К финалу «Попытки комнаты» — сжатого и сложного произведения, требующего подробного комментария, — эта логика образных и звуковых свободных ассоциаций превращает всю конкретную реальность в кошмарное нагромождение абстракций. Для наших целей достаточно отметить, что в поэме элементы поэтической техники парадоксальным образом оказываются как препятствием для осуществления в реальности встречи Цветаевой и Рильке (поскольку они узурпируют реальность места встречи)[260], так одновременно и инструментом реализации иного рода близости между двумя поэтами. Как формулирует этот парадокс Цветаева: «Между нами еще абзац / Целый… Так и ты через десять строф, / Строк». Эти абзацы, строфы и строки действительно разделяют поэтов, но они также указывают на пластичность времени — они уничтожают его, сжимая, прерывают бесконечное предвкушение встречи ее поэтическим осуществлением, сублимирующим эмоциональную реальность. Это преодоление темпоральности связано с разрушением языкового автоматизма, что проясняет образ китайской пытки водой. Сводящий с ума бессмысленный монотонный звук капели имитирует эффект автоматизированного языка: «Помнишь, старая казнь — по капле / В час?». Для обретения поэтического вдохновения необходимо достигнуть вне-временного состояния, равнозначного смерти. Следовательно, смерть, грозившая навеки разлучить Цветаеву с Рильке, есть, возможно, единственный путь к их истинной встрече. Дело лишь за тем, достанет ли ей отваги пройти в своей поэтической эволюции тем путем, на который Рильке уже вступил в реальности[261].

Письмо со звезды: «Новогоднее»

В одном из первых своих писем, адресованных Рильке, Цветаева пишет: «Топография души — вот, что ты такое»[262]; и в последнем: «Я радуюсь тебе так, словно ты — целая и всецело новая страна»[263]. Эти метафорические образы Рильке как пространства для духовного путешествия лежат в основании цветаевского замысла поэмы «Новогоднее», где она интерпретирует уход Рильке как лично ей адресованное приглашение присоединиться к нему в его исследованиях — теперь уже не только метафорических — потустороннего. В результате обычное для нее отчуждение от жизни уступает место интимной близости к божественным высотам; непостижимое и потустороннее обретают столь осязаемую философскую и физическую, чуть ли не повседневную реальность, какую юная Цветаева, восторженно созерцавшая эфирного Блока, вряд ли могла себе даже вообразить.

# # # # #

Задания для выполнения:
1. Перечислите все цитаты в кавычках из текста о Цветаевой и Рильке, не считая названий произведений.
2. Выведите фрагмент текста о Цветаевой и Рильке от «В одном из первых» до «себе даже вообразить.».

# # # # #

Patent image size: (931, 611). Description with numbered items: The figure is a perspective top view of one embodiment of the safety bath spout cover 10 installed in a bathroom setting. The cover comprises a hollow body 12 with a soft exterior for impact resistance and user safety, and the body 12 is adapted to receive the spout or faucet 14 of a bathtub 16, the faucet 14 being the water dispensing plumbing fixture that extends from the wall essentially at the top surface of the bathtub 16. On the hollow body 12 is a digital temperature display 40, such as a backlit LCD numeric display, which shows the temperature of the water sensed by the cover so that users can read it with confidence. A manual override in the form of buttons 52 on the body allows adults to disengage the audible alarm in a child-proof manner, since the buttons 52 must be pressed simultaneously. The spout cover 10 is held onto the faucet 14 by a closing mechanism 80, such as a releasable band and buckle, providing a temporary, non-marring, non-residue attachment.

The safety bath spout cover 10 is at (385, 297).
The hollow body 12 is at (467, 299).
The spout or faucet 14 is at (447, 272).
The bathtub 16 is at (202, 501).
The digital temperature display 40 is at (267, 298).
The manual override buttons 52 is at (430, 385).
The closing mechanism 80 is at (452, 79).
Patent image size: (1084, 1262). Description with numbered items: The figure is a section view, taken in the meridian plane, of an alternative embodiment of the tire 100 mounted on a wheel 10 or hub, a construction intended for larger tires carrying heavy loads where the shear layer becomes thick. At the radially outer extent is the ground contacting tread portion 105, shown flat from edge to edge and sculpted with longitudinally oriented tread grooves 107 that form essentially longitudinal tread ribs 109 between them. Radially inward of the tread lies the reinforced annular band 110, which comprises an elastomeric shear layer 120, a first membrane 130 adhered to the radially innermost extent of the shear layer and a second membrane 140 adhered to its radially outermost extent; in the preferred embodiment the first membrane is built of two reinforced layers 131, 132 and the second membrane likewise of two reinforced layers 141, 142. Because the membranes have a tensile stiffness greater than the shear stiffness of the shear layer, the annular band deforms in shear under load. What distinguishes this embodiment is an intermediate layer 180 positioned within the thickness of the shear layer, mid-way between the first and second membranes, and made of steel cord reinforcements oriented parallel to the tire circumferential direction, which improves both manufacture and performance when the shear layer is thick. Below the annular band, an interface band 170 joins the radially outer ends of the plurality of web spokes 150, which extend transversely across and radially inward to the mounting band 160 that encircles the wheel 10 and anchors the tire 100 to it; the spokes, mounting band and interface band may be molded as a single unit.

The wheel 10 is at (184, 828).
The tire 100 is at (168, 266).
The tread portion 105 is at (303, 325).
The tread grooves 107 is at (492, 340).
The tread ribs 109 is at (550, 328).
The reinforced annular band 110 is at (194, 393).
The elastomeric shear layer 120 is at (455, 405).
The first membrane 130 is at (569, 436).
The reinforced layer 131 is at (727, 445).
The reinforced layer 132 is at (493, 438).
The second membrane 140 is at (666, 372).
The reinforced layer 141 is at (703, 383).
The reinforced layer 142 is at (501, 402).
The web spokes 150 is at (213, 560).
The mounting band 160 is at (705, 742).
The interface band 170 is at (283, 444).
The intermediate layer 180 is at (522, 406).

# # # # #

Решения заданий:
1.
1. «Между нами еще абзац / Целый… Так и ты через десять строф, / Строк»
2. «Помнишь, старая казнь — по капле / В час?»
3. «Топография души — вот, что ты такое»
4. «Я радуюсь тебе так, словно ты — целая и всецело новая страна»

2.
В одном из первых своих писем, адресованных Рильке, Цветаева пишет: «Топография души — вот, что ты такое»[262]; и в последнем: «Я радуюсь тебе так, словно ты — целая и всецело новая страна»[263]. Эти метафорические образы Рильке как пространства для духовного путешествия лежат в основании цветаевского замысла поэмы «Новогоднее», где она интерпретирует уход Рильке как лично ей адресованное приглашение присоединиться к нему в его исследованиях — теперь уже не только метафорических — потустороннего. В результате обычное для нее отчуждение от жизни уступает место интимной близости к божественным высотам; непостижимое и потустороннее обретают столь осязаемую философскую и физическую, чуть ли не повседневную реальность, какую юная Цветаева, восторженно созерцавшая эфирного Блока, вряд ли могла себе даже вообразить.